Your objective: The records that follow are to be transcribed in full, without their images.

Source data
↓

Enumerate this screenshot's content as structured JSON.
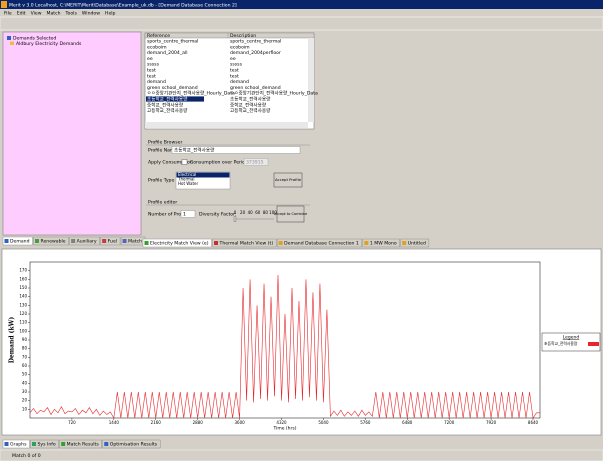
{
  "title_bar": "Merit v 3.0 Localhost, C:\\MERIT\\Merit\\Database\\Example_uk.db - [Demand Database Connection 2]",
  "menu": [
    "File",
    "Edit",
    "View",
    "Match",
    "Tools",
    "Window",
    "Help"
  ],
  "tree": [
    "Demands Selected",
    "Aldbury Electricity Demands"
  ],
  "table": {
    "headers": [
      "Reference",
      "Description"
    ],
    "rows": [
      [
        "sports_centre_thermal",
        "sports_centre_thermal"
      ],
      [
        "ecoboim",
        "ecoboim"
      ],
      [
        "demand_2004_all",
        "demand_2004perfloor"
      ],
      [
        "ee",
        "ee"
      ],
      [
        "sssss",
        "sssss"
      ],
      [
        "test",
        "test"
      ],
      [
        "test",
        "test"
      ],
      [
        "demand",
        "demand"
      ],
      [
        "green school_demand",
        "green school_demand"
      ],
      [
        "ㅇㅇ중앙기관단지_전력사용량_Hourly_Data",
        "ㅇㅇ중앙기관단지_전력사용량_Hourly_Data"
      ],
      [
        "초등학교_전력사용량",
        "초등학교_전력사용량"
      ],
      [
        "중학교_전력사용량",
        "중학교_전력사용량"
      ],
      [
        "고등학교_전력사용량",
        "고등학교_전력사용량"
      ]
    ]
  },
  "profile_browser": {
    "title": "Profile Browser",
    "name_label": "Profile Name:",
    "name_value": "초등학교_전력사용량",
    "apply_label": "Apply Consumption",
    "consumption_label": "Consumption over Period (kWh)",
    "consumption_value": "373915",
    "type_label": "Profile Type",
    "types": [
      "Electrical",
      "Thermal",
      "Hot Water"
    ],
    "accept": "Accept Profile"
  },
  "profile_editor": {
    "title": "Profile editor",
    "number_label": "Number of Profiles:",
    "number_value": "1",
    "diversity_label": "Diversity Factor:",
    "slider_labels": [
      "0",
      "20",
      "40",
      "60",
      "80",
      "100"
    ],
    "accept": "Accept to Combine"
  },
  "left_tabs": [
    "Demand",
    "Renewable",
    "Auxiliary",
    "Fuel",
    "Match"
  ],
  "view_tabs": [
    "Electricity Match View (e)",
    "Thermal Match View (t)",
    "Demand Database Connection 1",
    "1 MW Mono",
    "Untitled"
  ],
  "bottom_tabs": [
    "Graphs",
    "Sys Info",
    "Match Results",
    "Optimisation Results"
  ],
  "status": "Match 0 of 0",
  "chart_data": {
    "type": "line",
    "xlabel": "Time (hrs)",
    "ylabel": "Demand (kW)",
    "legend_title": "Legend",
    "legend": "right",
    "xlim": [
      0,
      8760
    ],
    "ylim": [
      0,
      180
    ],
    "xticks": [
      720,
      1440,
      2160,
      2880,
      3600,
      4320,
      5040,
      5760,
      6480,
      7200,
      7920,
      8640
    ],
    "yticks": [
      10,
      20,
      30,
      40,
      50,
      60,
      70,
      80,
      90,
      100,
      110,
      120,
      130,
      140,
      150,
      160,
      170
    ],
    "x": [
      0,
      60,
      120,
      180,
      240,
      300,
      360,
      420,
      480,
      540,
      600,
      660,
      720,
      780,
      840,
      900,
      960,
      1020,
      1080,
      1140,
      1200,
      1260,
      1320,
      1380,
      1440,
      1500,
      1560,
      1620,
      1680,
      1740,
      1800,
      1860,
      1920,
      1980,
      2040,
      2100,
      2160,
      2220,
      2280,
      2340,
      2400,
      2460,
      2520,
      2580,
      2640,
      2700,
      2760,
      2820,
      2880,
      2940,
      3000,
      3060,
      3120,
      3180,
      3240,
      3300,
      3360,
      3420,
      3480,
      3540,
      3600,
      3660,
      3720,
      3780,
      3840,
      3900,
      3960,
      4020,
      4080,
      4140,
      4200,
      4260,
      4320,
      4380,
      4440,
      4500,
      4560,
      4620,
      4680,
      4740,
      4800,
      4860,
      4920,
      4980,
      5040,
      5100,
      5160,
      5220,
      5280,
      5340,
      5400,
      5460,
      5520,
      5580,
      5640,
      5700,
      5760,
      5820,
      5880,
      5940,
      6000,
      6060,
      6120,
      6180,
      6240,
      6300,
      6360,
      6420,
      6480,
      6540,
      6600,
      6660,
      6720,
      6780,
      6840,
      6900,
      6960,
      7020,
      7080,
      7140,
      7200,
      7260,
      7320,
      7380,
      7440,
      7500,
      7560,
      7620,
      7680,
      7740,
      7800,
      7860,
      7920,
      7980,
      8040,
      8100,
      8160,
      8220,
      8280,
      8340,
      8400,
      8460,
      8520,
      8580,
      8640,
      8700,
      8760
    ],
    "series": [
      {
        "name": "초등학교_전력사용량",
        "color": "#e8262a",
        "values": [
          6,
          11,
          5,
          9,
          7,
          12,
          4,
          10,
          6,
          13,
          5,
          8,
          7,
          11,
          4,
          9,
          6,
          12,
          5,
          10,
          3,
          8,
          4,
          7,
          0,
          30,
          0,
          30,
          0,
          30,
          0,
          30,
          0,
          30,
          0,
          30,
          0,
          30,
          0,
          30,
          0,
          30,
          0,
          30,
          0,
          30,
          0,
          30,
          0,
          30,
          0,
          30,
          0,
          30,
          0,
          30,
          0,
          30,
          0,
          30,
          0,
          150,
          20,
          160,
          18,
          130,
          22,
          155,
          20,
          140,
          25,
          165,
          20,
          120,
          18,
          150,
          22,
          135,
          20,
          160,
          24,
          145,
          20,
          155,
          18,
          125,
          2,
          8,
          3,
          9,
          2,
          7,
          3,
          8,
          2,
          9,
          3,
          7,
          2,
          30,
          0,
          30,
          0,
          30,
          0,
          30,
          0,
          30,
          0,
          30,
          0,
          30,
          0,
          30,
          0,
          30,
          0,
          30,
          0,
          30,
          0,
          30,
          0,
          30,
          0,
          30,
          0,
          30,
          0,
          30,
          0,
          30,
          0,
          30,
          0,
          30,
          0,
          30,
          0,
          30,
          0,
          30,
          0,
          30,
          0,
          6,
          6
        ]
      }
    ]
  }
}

↑

Solution for this task:
Enumerate this screenshot's content as structured JSON.
{
  "title_bar": "Merit v 3.0 Localhost, C:\\MERIT\\Merit\\Database\\Example_uk.db - [Demand Database Connection 2]",
  "menu": [
    "File",
    "Edit",
    "View",
    "Match",
    "Tools",
    "Window",
    "Help"
  ],
  "tree": [
    "Demands Selected",
    "Aldbury Electricity Demands"
  ],
  "table": {
    "headers": [
      "Reference",
      "Description"
    ],
    "rows": [
      [
        "sports_centre_thermal",
        "sports_centre_thermal"
      ],
      [
        "ecoboim",
        "ecoboim"
      ],
      [
        "demand_2004_all",
        "demand_2004perfloor"
      ],
      [
        "ee",
        "ee"
      ],
      [
        "sssss",
        "sssss"
      ],
      [
        "test",
        "test"
      ],
      [
        "test",
        "test"
      ],
      [
        "demand",
        "demand"
      ],
      [
        "green school_demand",
        "green school_demand"
      ],
      [
        "ㅇㅇ중앙기관단지_전력사용량_Hourly_Data",
        "ㅇㅇ중앙기관단지_전력사용량_Hourly_Data"
      ],
      [
        "초등학교_전력사용량",
        "초등학교_전력사용량"
      ],
      [
        "중학교_전력사용량",
        "중학교_전력사용량"
      ],
      [
        "고등학교_전력사용량",
        "고등학교_전력사용량"
      ]
    ]
  },
  "profile_browser": {
    "title": "Profile Browser",
    "name_label": "Profile Name:",
    "name_value": "초등학교_전력사용량",
    "apply_label": "Apply Consumption",
    "consumption_label": "Consumption over Period (kWh)",
    "consumption_value": "373915",
    "type_label": "Profile Type",
    "types": [
      "Electrical",
      "Thermal",
      "Hot Water"
    ],
    "accept": "Accept Profile"
  },
  "profile_editor": {
    "title": "Profile editor",
    "number_label": "Number of Profiles:",
    "number_value": "1",
    "diversity_label": "Diversity Factor:",
    "slider_labels": [
      "0",
      "20",
      "40",
      "60",
      "80",
      "100"
    ],
    "accept": "Accept to Combine"
  },
  "left_tabs": [
    "Demand",
    "Renewable",
    "Auxiliary",
    "Fuel",
    "Match"
  ],
  "view_tabs": [
    "Electricity Match View (e)",
    "Thermal Match View (t)",
    "Demand Database Connection 1",
    "1 MW Mono",
    "Untitled"
  ],
  "bottom_tabs": [
    "Graphs",
    "Sys Info",
    "Match Results",
    "Optimisation Results"
  ],
  "status": "Match 0 of 0",
  "chart_data": {
    "type": "line",
    "xlabel": "Time (hrs)",
    "ylabel": "Demand (kW)",
    "legend_title": "Legend",
    "legend": "right",
    "xlim": [
      0,
      8760
    ],
    "ylim": [
      0,
      180
    ],
    "xticks": [
      720,
      1440,
      2160,
      2880,
      3600,
      4320,
      5040,
      5760,
      6480,
      7200,
      7920,
      8640
    ],
    "yticks": [
      10,
      20,
      30,
      40,
      50,
      60,
      70,
      80,
      90,
      100,
      110,
      120,
      130,
      140,
      150,
      160,
      170
    ],
    "x": [
      0,
      60,
      120,
      180,
      240,
      300,
      360,
      420,
      480,
      540,
      600,
      660,
      720,
      780,
      840,
      900,
      960,
      1020,
      1080,
      1140,
      1200,
      1260,
      1320,
      1380,
      1440,
      1500,
      1560,
      1620,
      1680,
      1740,
      1800,
      1860,
      1920,
      1980,
      2040,
      2100,
      2160,
      2220,
      2280,
      2340,
      2400,
      2460,
      2520,
      2580,
      2640,
      2700,
      2760,
      2820,
      2880,
      2940,
      3000,
      3060,
      3120,
      3180,
      3240,
      3300,
      3360,
      3420,
      3480,
      3540,
      3600,
      3660,
      3720,
      3780,
      3840,
      3900,
      3960,
      4020,
      4080,
      4140,
      4200,
      4260,
      4320,
      4380,
      4440,
      4500,
      4560,
      4620,
      4680,
      4740,
      4800,
      4860,
      4920,
      4980,
      5040,
      5100,
      5160,
      5220,
      5280,
      5340,
      5400,
      5460,
      5520,
      5580,
      5640,
      5700,
      5760,
      5820,
      5880,
      5940,
      6000,
      6060,
      6120,
      6180,
      6240,
      6300,
      6360,
      6420,
      6480,
      6540,
      6600,
      6660,
      6720,
      6780,
      6840,
      6900,
      6960,
      7020,
      7080,
      7140,
      7200,
      7260,
      7320,
      7380,
      7440,
      7500,
      7560,
      7620,
      7680,
      7740,
      7800,
      7860,
      7920,
      7980,
      8040,
      8100,
      8160,
      8220,
      8280,
      8340,
      8400,
      8460,
      8520,
      8580,
      8640,
      8700,
      8760
    ],
    "series": [
      {
        "name": "초등학교_전력사용량",
        "color": "#e8262a",
        "values": [
          6,
          11,
          5,
          9,
          7,
          12,
          4,
          10,
          6,
          13,
          5,
          8,
          7,
          11,
          4,
          9,
          6,
          12,
          5,
          10,
          3,
          8,
          4,
          7,
          0,
          30,
          0,
          30,
          0,
          30,
          0,
          30,
          0,
          30,
          0,
          30,
          0,
          30,
          0,
          30,
          0,
          30,
          0,
          30,
          0,
          30,
          0,
          30,
          0,
          30,
          0,
          30,
          0,
          30,
          0,
          30,
          0,
          30,
          0,
          30,
          0,
          150,
          20,
          160,
          18,
          130,
          22,
          155,
          20,
          140,
          25,
          165,
          20,
          120,
          18,
          150,
          22,
          135,
          20,
          160,
          24,
          145,
          20,
          155,
          18,
          125,
          2,
          8,
          3,
          9,
          2,
          7,
          3,
          8,
          2,
          9,
          3,
          7,
          2,
          30,
          0,
          30,
          0,
          30,
          0,
          30,
          0,
          30,
          0,
          30,
          0,
          30,
          0,
          30,
          0,
          30,
          0,
          30,
          0,
          30,
          0,
          30,
          0,
          30,
          0,
          30,
          0,
          30,
          0,
          30,
          0,
          30,
          0,
          30,
          0,
          30,
          0,
          30,
          0,
          30,
          0,
          30,
          0,
          30,
          0,
          6,
          6
        ]
      }
    ]
  }
}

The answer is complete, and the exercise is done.